- Extracted entries:
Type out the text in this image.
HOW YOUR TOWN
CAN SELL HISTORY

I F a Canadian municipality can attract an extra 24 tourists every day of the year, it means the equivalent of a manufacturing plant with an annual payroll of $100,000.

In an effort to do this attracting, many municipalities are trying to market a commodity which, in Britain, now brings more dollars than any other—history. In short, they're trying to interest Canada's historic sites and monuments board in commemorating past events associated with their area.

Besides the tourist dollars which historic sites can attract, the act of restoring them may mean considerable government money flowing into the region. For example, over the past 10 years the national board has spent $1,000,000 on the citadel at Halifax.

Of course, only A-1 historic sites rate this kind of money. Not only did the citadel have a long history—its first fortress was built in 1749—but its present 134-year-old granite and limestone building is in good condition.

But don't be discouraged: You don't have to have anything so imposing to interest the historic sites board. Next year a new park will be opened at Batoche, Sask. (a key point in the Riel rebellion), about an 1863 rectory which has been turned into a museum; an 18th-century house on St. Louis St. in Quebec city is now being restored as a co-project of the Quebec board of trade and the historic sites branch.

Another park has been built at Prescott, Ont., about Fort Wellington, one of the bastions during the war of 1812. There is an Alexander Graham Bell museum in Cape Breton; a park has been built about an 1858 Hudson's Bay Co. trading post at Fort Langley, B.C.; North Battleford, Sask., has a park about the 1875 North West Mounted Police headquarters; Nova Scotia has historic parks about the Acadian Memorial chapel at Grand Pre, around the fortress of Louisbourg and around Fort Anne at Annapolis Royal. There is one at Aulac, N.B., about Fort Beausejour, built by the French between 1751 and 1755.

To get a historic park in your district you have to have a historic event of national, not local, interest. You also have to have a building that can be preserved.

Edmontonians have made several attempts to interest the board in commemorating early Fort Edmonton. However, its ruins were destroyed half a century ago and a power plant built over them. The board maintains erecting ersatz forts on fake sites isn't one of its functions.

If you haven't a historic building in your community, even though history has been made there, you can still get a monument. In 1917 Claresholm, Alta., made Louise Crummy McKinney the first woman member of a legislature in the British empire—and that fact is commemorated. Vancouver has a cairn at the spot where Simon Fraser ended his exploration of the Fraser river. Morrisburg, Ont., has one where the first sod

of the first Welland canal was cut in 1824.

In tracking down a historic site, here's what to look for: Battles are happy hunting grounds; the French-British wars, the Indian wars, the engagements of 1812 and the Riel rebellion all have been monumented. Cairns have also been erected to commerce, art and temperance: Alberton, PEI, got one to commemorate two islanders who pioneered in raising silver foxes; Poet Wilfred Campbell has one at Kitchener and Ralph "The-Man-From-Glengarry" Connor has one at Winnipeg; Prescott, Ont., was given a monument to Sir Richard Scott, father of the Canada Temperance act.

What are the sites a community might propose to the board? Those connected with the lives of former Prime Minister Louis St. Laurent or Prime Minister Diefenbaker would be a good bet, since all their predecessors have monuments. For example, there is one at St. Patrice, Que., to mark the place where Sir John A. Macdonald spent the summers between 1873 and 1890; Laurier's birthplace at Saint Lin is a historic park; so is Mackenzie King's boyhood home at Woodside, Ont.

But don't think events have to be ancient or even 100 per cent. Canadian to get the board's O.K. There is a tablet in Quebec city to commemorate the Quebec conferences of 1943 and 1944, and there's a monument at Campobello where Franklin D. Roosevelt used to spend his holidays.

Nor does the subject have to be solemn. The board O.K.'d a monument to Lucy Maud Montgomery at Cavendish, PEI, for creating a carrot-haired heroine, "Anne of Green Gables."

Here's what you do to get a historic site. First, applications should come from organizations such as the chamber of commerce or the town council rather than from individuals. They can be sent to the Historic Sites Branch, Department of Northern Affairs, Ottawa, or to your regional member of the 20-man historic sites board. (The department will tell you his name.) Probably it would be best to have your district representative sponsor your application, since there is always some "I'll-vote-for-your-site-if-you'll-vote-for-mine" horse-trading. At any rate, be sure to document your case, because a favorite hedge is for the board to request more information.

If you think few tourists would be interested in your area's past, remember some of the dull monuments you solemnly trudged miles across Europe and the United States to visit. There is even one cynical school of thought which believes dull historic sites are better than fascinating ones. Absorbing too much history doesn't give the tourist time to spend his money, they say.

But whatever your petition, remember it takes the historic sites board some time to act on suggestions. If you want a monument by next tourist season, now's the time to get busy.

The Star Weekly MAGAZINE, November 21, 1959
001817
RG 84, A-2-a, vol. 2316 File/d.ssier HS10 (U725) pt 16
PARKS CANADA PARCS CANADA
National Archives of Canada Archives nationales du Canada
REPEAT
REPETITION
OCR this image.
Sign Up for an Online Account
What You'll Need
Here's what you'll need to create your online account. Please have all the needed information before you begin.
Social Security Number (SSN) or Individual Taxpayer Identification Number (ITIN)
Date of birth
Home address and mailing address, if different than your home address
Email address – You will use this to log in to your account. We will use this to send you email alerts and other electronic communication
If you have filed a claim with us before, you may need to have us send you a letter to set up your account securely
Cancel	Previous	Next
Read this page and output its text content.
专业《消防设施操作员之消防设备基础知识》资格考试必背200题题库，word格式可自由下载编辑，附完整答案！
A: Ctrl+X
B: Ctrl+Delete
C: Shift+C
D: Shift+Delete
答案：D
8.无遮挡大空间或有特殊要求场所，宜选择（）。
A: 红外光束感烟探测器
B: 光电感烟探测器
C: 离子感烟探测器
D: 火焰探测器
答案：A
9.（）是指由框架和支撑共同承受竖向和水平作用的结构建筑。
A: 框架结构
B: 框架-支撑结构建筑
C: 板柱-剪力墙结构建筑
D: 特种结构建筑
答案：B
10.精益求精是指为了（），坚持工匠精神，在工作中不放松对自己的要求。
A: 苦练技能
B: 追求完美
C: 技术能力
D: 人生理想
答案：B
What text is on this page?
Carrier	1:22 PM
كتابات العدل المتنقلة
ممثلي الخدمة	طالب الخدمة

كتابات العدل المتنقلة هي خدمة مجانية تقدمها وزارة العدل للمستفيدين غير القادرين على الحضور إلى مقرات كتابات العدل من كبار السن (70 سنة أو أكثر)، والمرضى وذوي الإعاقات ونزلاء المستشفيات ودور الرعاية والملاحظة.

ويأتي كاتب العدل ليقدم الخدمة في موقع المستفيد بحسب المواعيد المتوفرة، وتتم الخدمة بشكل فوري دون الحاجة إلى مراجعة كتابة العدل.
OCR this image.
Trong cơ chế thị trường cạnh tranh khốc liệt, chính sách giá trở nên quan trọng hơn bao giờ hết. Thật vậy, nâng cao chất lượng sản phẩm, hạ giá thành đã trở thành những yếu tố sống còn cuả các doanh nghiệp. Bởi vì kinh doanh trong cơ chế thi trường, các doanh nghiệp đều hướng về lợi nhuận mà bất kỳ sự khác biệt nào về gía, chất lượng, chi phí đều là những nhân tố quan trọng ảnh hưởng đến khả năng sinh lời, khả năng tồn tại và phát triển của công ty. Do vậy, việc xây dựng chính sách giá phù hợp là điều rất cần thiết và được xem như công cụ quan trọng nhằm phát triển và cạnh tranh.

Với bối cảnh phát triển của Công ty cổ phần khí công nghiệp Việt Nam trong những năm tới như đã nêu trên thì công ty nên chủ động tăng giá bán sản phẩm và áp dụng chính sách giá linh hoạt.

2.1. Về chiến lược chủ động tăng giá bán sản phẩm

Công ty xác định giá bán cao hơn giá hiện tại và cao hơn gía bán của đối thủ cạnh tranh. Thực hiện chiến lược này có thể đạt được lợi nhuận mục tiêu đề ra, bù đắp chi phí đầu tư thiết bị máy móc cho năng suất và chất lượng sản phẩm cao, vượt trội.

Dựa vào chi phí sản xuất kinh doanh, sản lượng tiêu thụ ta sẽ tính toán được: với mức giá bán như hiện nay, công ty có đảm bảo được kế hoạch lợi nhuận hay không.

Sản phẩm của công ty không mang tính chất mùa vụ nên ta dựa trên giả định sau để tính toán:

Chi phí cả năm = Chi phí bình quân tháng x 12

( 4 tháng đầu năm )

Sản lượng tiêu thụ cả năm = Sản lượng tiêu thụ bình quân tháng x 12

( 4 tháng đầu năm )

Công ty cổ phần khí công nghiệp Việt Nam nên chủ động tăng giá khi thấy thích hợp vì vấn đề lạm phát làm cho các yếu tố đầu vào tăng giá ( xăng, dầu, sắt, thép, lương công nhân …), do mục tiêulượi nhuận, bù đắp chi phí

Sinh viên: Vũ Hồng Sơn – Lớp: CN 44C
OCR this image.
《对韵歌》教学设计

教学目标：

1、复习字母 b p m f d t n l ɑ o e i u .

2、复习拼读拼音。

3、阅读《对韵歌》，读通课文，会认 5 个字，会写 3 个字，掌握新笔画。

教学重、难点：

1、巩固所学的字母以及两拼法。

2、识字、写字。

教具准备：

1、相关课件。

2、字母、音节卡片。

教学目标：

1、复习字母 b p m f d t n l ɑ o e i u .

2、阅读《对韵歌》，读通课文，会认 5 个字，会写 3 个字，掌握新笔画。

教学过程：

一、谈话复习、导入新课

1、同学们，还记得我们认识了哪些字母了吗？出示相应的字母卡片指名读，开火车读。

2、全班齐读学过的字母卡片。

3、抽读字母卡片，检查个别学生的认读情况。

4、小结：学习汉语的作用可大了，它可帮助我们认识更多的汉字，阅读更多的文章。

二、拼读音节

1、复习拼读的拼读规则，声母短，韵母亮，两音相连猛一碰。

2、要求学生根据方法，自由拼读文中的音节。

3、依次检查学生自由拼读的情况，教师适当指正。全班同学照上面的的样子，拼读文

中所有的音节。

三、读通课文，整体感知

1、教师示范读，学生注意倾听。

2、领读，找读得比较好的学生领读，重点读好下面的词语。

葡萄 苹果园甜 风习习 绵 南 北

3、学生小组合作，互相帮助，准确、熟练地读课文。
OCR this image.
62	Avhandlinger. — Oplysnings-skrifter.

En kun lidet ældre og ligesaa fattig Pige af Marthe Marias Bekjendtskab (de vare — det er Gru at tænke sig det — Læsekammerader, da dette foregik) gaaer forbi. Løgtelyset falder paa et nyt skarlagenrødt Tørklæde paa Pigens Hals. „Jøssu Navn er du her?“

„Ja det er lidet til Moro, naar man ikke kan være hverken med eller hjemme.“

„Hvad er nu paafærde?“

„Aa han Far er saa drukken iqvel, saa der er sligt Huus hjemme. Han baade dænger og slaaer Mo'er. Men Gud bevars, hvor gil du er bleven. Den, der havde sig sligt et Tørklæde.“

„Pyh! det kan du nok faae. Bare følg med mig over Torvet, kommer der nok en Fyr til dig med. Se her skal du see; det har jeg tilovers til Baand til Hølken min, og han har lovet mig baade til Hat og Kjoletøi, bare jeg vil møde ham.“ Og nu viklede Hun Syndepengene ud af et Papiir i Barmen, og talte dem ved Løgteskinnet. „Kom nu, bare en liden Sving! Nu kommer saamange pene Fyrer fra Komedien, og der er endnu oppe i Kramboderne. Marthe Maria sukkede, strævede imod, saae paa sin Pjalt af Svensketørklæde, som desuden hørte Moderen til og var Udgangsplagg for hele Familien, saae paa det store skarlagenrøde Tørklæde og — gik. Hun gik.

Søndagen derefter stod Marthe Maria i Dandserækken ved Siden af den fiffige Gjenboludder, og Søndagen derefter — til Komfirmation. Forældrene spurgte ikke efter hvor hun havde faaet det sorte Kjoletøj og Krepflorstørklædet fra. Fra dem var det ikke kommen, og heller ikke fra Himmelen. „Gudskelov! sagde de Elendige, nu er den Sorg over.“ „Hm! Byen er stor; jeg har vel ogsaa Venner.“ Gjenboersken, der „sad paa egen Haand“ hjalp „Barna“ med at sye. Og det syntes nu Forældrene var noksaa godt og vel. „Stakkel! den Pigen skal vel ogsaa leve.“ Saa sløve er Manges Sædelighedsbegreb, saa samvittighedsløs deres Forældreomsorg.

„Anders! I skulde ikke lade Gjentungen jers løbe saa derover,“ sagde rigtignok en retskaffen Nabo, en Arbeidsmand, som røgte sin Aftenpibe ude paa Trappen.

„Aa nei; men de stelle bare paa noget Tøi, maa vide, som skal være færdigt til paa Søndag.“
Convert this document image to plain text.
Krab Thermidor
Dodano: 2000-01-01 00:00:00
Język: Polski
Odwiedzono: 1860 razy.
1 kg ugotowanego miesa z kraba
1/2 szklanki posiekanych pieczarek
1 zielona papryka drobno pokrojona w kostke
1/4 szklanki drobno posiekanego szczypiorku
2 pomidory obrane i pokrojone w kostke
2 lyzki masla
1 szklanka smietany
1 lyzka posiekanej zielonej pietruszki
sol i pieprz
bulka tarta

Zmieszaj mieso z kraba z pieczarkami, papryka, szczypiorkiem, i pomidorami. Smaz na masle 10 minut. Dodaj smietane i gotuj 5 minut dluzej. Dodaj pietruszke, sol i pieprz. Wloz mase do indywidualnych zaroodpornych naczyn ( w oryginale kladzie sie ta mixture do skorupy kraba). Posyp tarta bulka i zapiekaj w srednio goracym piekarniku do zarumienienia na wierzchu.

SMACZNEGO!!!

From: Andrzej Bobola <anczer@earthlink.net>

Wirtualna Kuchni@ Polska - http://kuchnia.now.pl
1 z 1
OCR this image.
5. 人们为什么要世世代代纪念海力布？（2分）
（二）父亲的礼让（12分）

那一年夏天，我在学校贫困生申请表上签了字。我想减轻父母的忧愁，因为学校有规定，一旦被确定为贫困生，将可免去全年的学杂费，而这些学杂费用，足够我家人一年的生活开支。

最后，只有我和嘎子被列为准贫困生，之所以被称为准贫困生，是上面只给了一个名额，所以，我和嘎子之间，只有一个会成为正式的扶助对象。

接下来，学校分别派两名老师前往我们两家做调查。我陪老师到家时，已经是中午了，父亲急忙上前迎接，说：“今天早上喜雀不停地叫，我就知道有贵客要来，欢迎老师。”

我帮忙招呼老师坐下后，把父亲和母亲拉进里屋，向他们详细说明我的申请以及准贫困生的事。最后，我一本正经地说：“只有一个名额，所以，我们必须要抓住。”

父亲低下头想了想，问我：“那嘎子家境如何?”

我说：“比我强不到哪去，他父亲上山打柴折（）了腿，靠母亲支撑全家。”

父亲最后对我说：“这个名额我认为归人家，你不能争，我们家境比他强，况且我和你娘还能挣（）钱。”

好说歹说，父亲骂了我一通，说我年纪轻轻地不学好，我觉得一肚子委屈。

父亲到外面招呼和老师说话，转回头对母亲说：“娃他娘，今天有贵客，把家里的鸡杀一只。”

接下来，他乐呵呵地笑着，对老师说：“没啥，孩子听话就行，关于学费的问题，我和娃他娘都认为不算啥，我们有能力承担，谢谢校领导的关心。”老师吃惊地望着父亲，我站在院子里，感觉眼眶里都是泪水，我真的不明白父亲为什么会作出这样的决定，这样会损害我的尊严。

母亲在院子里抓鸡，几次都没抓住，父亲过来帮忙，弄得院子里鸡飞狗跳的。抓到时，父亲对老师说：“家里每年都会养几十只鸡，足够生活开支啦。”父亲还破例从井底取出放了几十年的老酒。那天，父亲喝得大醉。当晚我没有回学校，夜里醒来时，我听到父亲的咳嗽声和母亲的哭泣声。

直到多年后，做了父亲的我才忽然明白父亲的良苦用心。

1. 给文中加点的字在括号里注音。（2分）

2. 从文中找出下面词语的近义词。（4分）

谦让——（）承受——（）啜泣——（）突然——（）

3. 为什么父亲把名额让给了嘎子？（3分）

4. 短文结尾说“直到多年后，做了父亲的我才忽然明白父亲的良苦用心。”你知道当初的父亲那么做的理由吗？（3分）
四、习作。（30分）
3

- Written task:
Of the lines in this listing, how many contain "være"? Reply with the number and nothing more.

- Task result:
2